» **Your objective**: Rewrite the lines from the line containing "back-rail: [95, 768, 940, 784]" through the last line, substituting "bed-foot" for every "bed-leg" and leaving everything else as it is.

» **Working data**:
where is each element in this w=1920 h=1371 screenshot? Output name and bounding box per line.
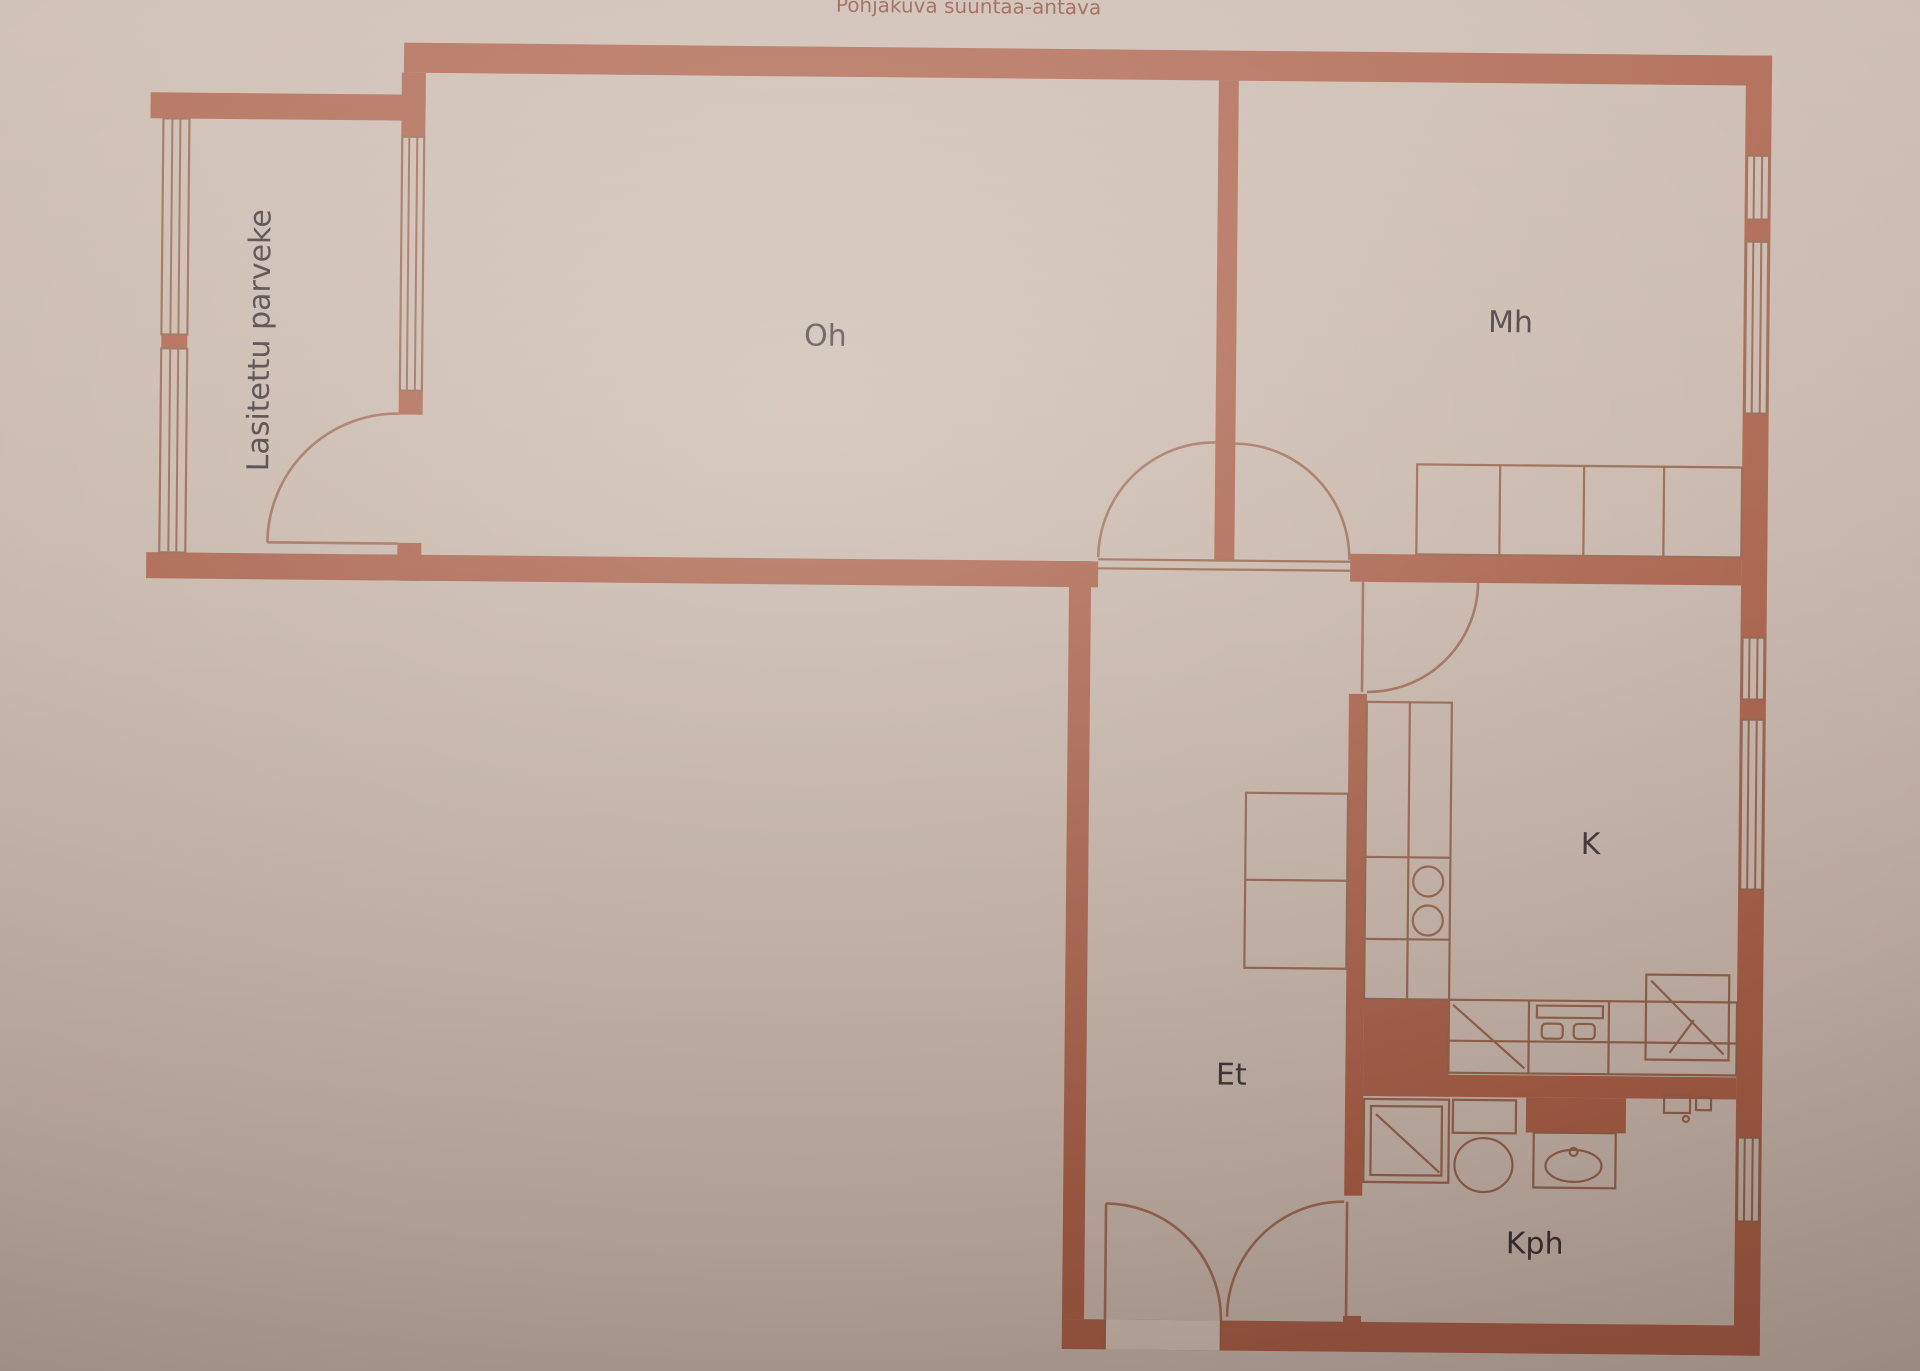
hall-doors-threshold-2 (1098, 568, 1350, 570)
living-room-door (1098, 441, 1215, 558)
wall-segment-living-bottom (146, 552, 1098, 587)
bathroom-door-arc (1227, 1201, 1344, 1318)
wall-segment-top (404, 43, 1772, 86)
plan-title: Pohjakuva suuntaa-antava (836, 0, 1102, 19)
stove-burner-icon (1413, 866, 1443, 896)
room-label-bathroom: Kph (1506, 1226, 1564, 1262)
dishwasher-icon (1452, 1005, 1525, 1069)
kitchen-sink (1537, 1006, 1603, 1040)
wall-segment-balcony-top (150, 92, 425, 121)
room-label-balcony: Lasitettu parveke (241, 209, 279, 471)
living-room-door-arc (1098, 441, 1215, 558)
bathroom-window (1737, 1137, 1760, 1221)
stove-burner-icon (1413, 905, 1443, 935)
bathroom-door (1227, 1195, 1362, 1318)
wall-segment-bath-corner-block (1363, 999, 1449, 1097)
room-label-living: Oh (804, 318, 847, 353)
bedroom-window (1745, 156, 1769, 414)
room-label-hall: Et (1216, 1057, 1247, 1092)
entrance-door-arc (1105, 1203, 1222, 1320)
balcony-door (267, 412, 422, 543)
bedroom-door (1234, 444, 1350, 560)
room-label-kitchen: K (1581, 827, 1602, 862)
windows (153, 118, 1769, 1221)
doors (260, 412, 1480, 1353)
washing-machine-icon (1363, 1099, 1449, 1183)
bedroom-wardrobe (1416, 464, 1742, 557)
entrance-door (1105, 1203, 1222, 1350)
kitchen-door (1349, 582, 1478, 695)
kitchen-door-arc (1367, 582, 1478, 693)
wall-segment-balcony-divider-mid (399, 391, 423, 415)
room-label-bedroom: Mh (1488, 305, 1533, 340)
wall-segment-bath-stub (1526, 1097, 1626, 1133)
kitchen-counter (1364, 702, 1452, 1000)
balcony-door-arc (267, 412, 398, 543)
floorplan-photo: Pohjakuva suuntaa-antava Oh Mh K Et Kph … (0, 0, 1920, 1371)
kitchen-window (1740, 638, 1764, 890)
wall-segment-hall-left (1062, 561, 1091, 1319)
wall-segment-living-bedroom-divider (1214, 80, 1239, 560)
balcony-living-window (400, 137, 424, 391)
walls (139, 40, 1772, 1356)
hall-closet (1244, 793, 1348, 969)
stove (1413, 866, 1444, 935)
washbasin-icon (1533, 1133, 1616, 1189)
toilet-icon (1452, 1100, 1516, 1193)
fridge-icon (1645, 975, 1729, 1061)
wall-segment-balcony-divider-upper (401, 73, 426, 137)
bedroom-door-arc (1234, 444, 1350, 560)
floorplan-drawing: Pohjakuva suuntaa-antava Oh Mh K Et Kph … (0, 0, 1920, 1371)
hall-doors-threshold (1098, 559, 1350, 561)
wall-segment-bedroom-bottom (1350, 554, 1741, 586)
wall-segment-balcony-divider-lower (397, 543, 421, 581)
wall-segment-balcony-glazing-mullion (161, 334, 187, 348)
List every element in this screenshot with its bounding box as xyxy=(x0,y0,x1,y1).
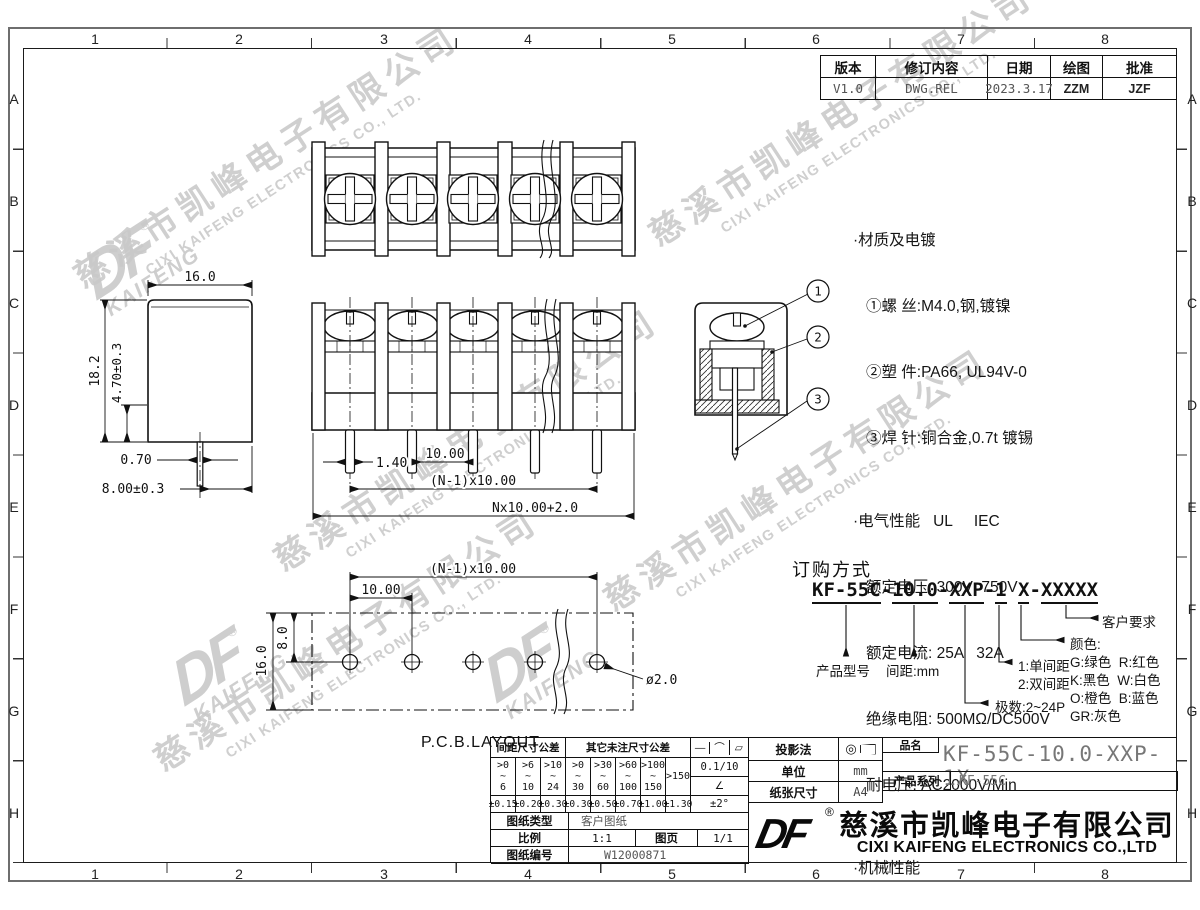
code-segment: 10.0 xyxy=(892,579,938,604)
ordering-color-option: GR:灰色 xyxy=(1070,705,1121,725)
dim-pin-offset: 8.00±0.3 xyxy=(102,482,165,497)
grid-row-label: A xyxy=(1182,91,1200,107)
scale-value: 1:1 xyxy=(569,830,636,847)
grid-col-label: 5 xyxy=(662,31,682,47)
df-logo: DF xyxy=(753,813,810,855)
revision-approved-by: JZF xyxy=(1103,78,1176,99)
tolerance-range: >100 ~ 150 xyxy=(641,758,666,796)
flatness-tolerance: 0.1/10 xyxy=(691,758,749,777)
grid-row-label: E xyxy=(1182,499,1200,515)
side-view: 16.0 18.2 4.70±0.3 0.70 8.00±0.3 xyxy=(85,268,300,503)
pitch-tolerance-header: 间距尺寸公差 xyxy=(491,738,566,758)
revision-content: DWG.REL xyxy=(876,78,988,99)
code-separator: - xyxy=(938,579,949,601)
code-separator: - xyxy=(881,579,892,601)
front-view: 1.40 10.00 (N-1)x10.00 Nx10.00+2.0 xyxy=(295,293,670,538)
grid-row-label: C xyxy=(4,295,24,311)
cone-icon xyxy=(860,744,876,755)
ordering-label-custom: 客户要求 xyxy=(1102,611,1156,631)
dimension-lines xyxy=(266,572,643,710)
dim-hole-diameter: ø2.0 xyxy=(646,673,677,688)
angle-icon: ∠ xyxy=(691,777,749,796)
sheet-label: 图页 xyxy=(636,830,698,847)
company-name-en: CIXI KAIFENG ELECTRONICS CO.,LTD xyxy=(837,839,1177,857)
tolerance-range: >6 ~ 10 xyxy=(516,758,541,796)
code-segment: XXXXX xyxy=(1041,579,1098,604)
callout-2: 2 xyxy=(814,330,822,345)
revision-value-row: V1.0 DWG.REL 2023.3.17 ZZM JZF xyxy=(821,78,1176,99)
grid-col-label: 2 xyxy=(229,31,249,47)
grid-row-label: C xyxy=(1182,295,1200,311)
dim-pitch: 10.00 xyxy=(425,447,464,462)
grid-col-label: 6 xyxy=(806,31,826,47)
title-block: 间距尺寸公差 其它未注尺寸公差 >0 ~ 6 >6 ~ 10 >10 ~ 24 … xyxy=(490,737,1177,863)
callout-1: 1 xyxy=(814,284,822,299)
material-line: ③焊 针:铜合金,0.7t 镀锡 xyxy=(853,428,1175,450)
grid-row-label: B xyxy=(4,193,24,209)
tolerance-range: >150 xyxy=(666,758,691,796)
dim-pin-width: 1.40 xyxy=(376,456,407,471)
callout-3: 3 xyxy=(814,392,822,407)
revision-header-row: 版本 修订内容 日期 绘图 批准 xyxy=(821,56,1176,78)
grid-row-label: F xyxy=(4,601,24,617)
revision-drawn-by: ZZM xyxy=(1051,78,1103,99)
company-block: DF ® 慈溪市凯峰电子有限公司 CIXI KAIFENG ELECTRONIC… xyxy=(749,803,1178,864)
grid-col-label: 8 xyxy=(1095,31,1115,47)
grid-ticks-left xyxy=(13,48,23,863)
geometry-symbols: — ⌒ ▱ xyxy=(691,738,749,758)
code-separator xyxy=(1007,579,1018,601)
material-line: ①螺 丝:M4.0,钢,镀镍 xyxy=(853,296,1175,318)
unit-label: 单位 xyxy=(749,761,839,782)
doc-number-label: 图纸编号 xyxy=(491,847,569,864)
dim-width: 16.0 xyxy=(184,270,215,285)
parallelogram-icon: ▱ xyxy=(730,742,748,754)
code-separator: - xyxy=(984,579,995,601)
tolerance-value: ±0.20 xyxy=(516,796,541,813)
screw-heads-front xyxy=(324,311,623,352)
grid-ticks-right xyxy=(1177,48,1187,863)
other-tolerance-header: 其它未注尺寸公差 xyxy=(566,738,691,758)
scale-label: 比例 xyxy=(491,830,569,847)
grid-col-label: 1 xyxy=(85,866,105,882)
ordering-label-double-pitch: 2:双间距 xyxy=(1018,673,1070,693)
dim-span: (N-1)x10.00 xyxy=(430,474,516,489)
paper-size-value: A4 xyxy=(839,782,883,803)
sheet-value: 1/1 xyxy=(698,830,749,847)
doc-type-label: 图纸类型 xyxy=(491,813,569,830)
dim-height: 18.2 xyxy=(88,355,103,386)
code-segment: XXP xyxy=(949,579,983,604)
grid-col-label: 2 xyxy=(229,866,249,882)
dim-pitch: 10.00 xyxy=(361,583,400,598)
ordering-color-option: G:绿色 R:红色 xyxy=(1070,651,1159,671)
revision-version: V1.0 xyxy=(821,78,876,99)
break-lines xyxy=(553,609,569,714)
top-view xyxy=(300,138,665,260)
ordering-label-color-title: 颜色: xyxy=(1070,633,1101,653)
revision-header: 批准 xyxy=(1103,56,1176,77)
grid-col-label: 7 xyxy=(951,31,971,47)
engineering-drawing-sheet: 慈溪市凯峰电子有限公司 CIXI KAIFENG ELECTRONICS CO.… xyxy=(0,0,1200,910)
dim-pin-thickness: 0.70 xyxy=(120,453,151,468)
dim-depth: 16.0 xyxy=(255,645,270,676)
screw-heads-top xyxy=(325,174,623,225)
grid-col-label: 4 xyxy=(518,31,538,47)
electrical-title: ·电气性能 UL IEC xyxy=(853,511,1175,533)
revision-header: 绘图 xyxy=(1051,56,1103,77)
ordering-label-model: 产品型号 xyxy=(816,660,870,680)
dim-pin-length: 4.70±0.3 xyxy=(109,343,124,403)
mounting-holes xyxy=(339,651,608,673)
revision-header: 日期 xyxy=(988,56,1051,77)
revision-header: 版本 xyxy=(821,56,876,77)
code-separator: - xyxy=(1029,579,1040,601)
dim-total: Nx10.00+2.0 xyxy=(492,501,578,516)
registered-mark: ® xyxy=(825,805,834,819)
grid-row-label: H xyxy=(4,805,24,821)
tolerance-range: >10 ~ 24 xyxy=(541,758,566,796)
grid-row-label: A xyxy=(4,91,24,107)
tolerance-value: ±0.15 xyxy=(491,796,516,813)
doc-number-value: W12000871 xyxy=(569,847,749,864)
ordering-label-pitch: 间距:mm xyxy=(886,660,939,680)
tolerance-range: >0 ~ 6 xyxy=(491,758,516,796)
straightness-icon: — xyxy=(691,742,710,754)
tolerance-value: ±0.50 xyxy=(591,796,616,813)
ordering-label-single-pitch: 1:单间距 xyxy=(1018,655,1070,675)
company-name-cn: 慈溪市凯峰电子有限公司 xyxy=(837,803,1177,844)
doc-type-value: 客户图纸 xyxy=(569,813,749,830)
tolerance-value: ±1.00 xyxy=(641,796,666,813)
tolerance-range: >60 ~ 100 xyxy=(616,758,641,796)
code-segment: KF-55C xyxy=(812,579,881,604)
grid-row-label: B xyxy=(1182,193,1200,209)
dim-span: (N-1)x10.00 xyxy=(430,562,516,577)
projection-symbol-cell: ◎ xyxy=(839,738,883,761)
unit-value: mm xyxy=(839,761,883,782)
revision-header: 修订内容 xyxy=(876,56,988,77)
grid-col-label: 1 xyxy=(85,31,105,47)
series-label: 产品系列 xyxy=(883,771,951,791)
grid-col-label: 3 xyxy=(374,31,394,47)
grid-col-label: 3 xyxy=(374,866,394,882)
grid-ticks-top xyxy=(23,38,1177,48)
code-segment: 1 xyxy=(995,579,1006,604)
grid-col-label: 6 xyxy=(806,866,826,882)
grid-row-label: E xyxy=(4,499,24,515)
first-angle-icon: ◎ xyxy=(845,741,856,757)
material-title: ·材质及电镀 xyxy=(853,230,1175,252)
tolerance-value: ±1.30 xyxy=(666,796,691,813)
grid-row-label: D xyxy=(1182,397,1200,413)
section-view: 1 2 3 xyxy=(665,268,870,473)
revision-table: 版本 修订内容 日期 绘图 批准 V1.0 DWG.REL 2023.3.17 … xyxy=(820,55,1177,100)
series-value: KF-55C xyxy=(951,771,1178,791)
tolerance-range: >30 ~ 60 xyxy=(591,758,616,796)
grid-row-label: D xyxy=(4,397,24,413)
material-line: ②塑 件:PA66, UL94V-0 xyxy=(853,362,1175,384)
grid-row-label: G xyxy=(4,703,24,719)
dim-row-offset: 8.0 xyxy=(276,626,291,649)
tolerance-value: ±0.70 xyxy=(616,796,641,813)
ordering-color-option: K:黑色 W:白色 xyxy=(1070,669,1161,689)
revision-date: 2023.3.17 xyxy=(988,78,1051,99)
projection-label: 投影法 xyxy=(749,738,839,761)
grid-col-label: 4 xyxy=(518,866,538,882)
tolerance-range: >0 ~ 30 xyxy=(566,758,591,796)
grid-col-label: 5 xyxy=(662,866,682,882)
tolerance-value: ±0.30 xyxy=(541,796,566,813)
arc-icon: ⌒ xyxy=(710,740,729,755)
tolerance-value: ±0.30 xyxy=(566,796,591,813)
paper-size-label: 纸张尺寸 xyxy=(749,782,839,803)
callout-bubbles xyxy=(807,280,829,410)
part-name-label: 品名 xyxy=(883,738,939,753)
pcb-layout-view: (N-1)x10.00 10.00 8.0 16.0 ø2.0 P.C.B.LA… xyxy=(258,560,683,760)
ordering-label-poles: 极数:2~24P xyxy=(995,696,1065,716)
ordering-code: KF-55C-10.0-XXP-1 X-XXXXX xyxy=(812,579,1098,601)
grid-row-label: H xyxy=(1182,805,1200,821)
ordering-color-option: O:橙色 B:蓝色 xyxy=(1070,687,1159,707)
code-segment: X xyxy=(1018,579,1029,604)
angle-tolerance: ±2° xyxy=(691,796,749,813)
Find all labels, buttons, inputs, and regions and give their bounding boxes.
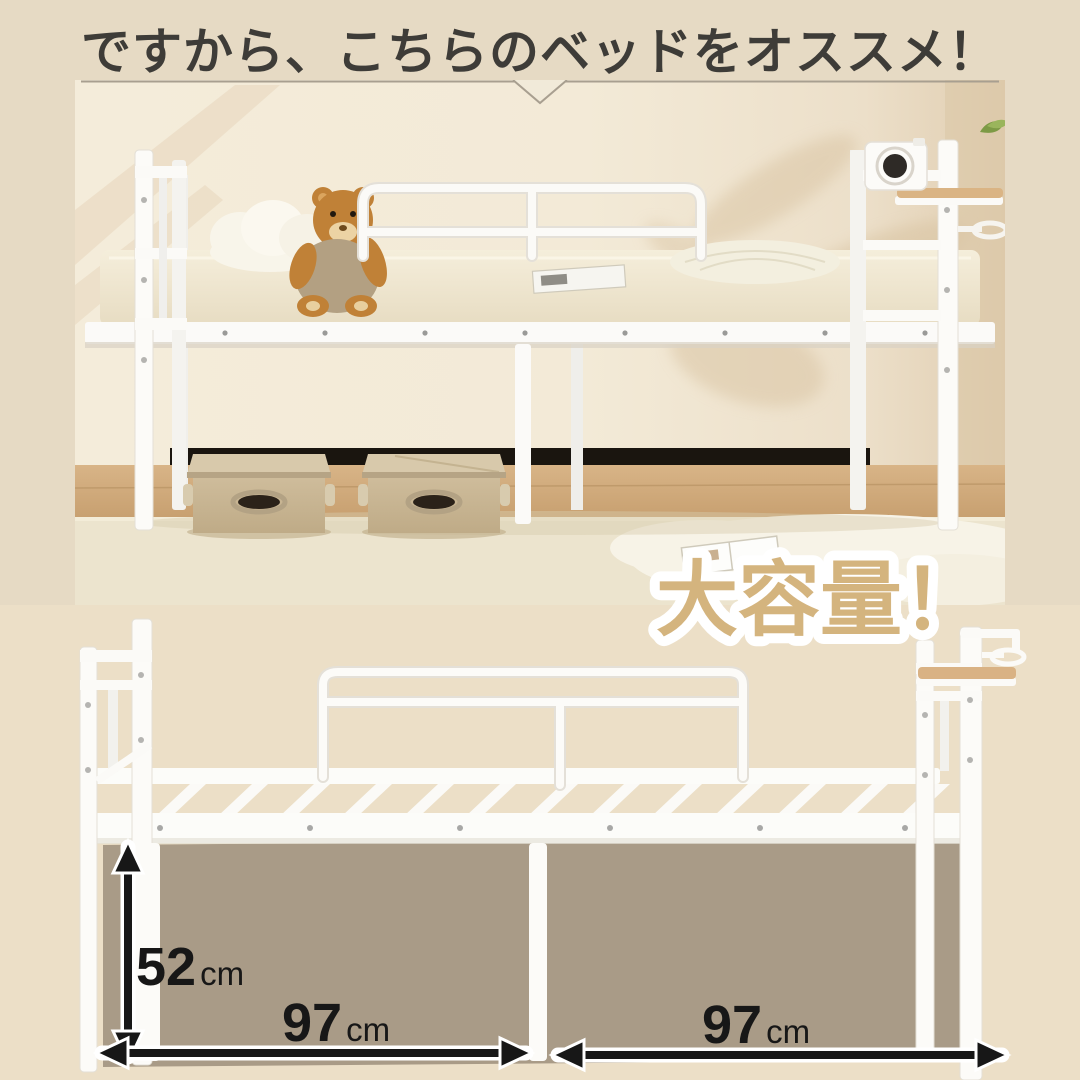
back-rail: [95, 768, 940, 784]
bedroom-photo: [75, 80, 1005, 605]
product-infographic: ですから、こちらのベッドをオススメ！: [0, 0, 1080, 1080]
dimension-diagram: 52cm 97cm 97cm: [0, 605, 1080, 1080]
wooden-shelf: [916, 667, 1016, 686]
bed-leg: [515, 344, 531, 524]
bed-leg: [529, 843, 547, 1061]
retro-camera: [865, 138, 927, 190]
bed-leg: [571, 344, 583, 510]
capacity-badge: 大容量！: [645, 538, 995, 658]
storage-box-left: [183, 454, 335, 539]
page-title: ですから、こちらのベッドをオススメ！: [0, 12, 1080, 84]
storage-box-right: [358, 454, 510, 539]
capacity-badge-text: 大容量！: [656, 555, 984, 646]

» **Complete answer**:
back-rail: [95, 768, 940, 784]
bedroom-photo: [75, 80, 1005, 605]
product-infographic: ですから、こちらのベッドをオススメ！: [0, 0, 1080, 1080]
dimension-diagram: 52cm 97cm 97cm: [0, 605, 1080, 1080]
wooden-shelf: [916, 667, 1016, 686]
bed-foot: [515, 344, 531, 524]
bed-foot: [529, 843, 547, 1061]
retro-camera: [865, 138, 927, 190]
bed-foot: [571, 344, 583, 510]
capacity-badge: 大容量！: [645, 538, 995, 658]
storage-box-left: [183, 454, 335, 539]
page-title: ですから、こちらのベッドをオススメ！: [0, 12, 1080, 84]
storage-box-right: [358, 454, 510, 539]
capacity-badge-text: 大容量！: [656, 555, 984, 646]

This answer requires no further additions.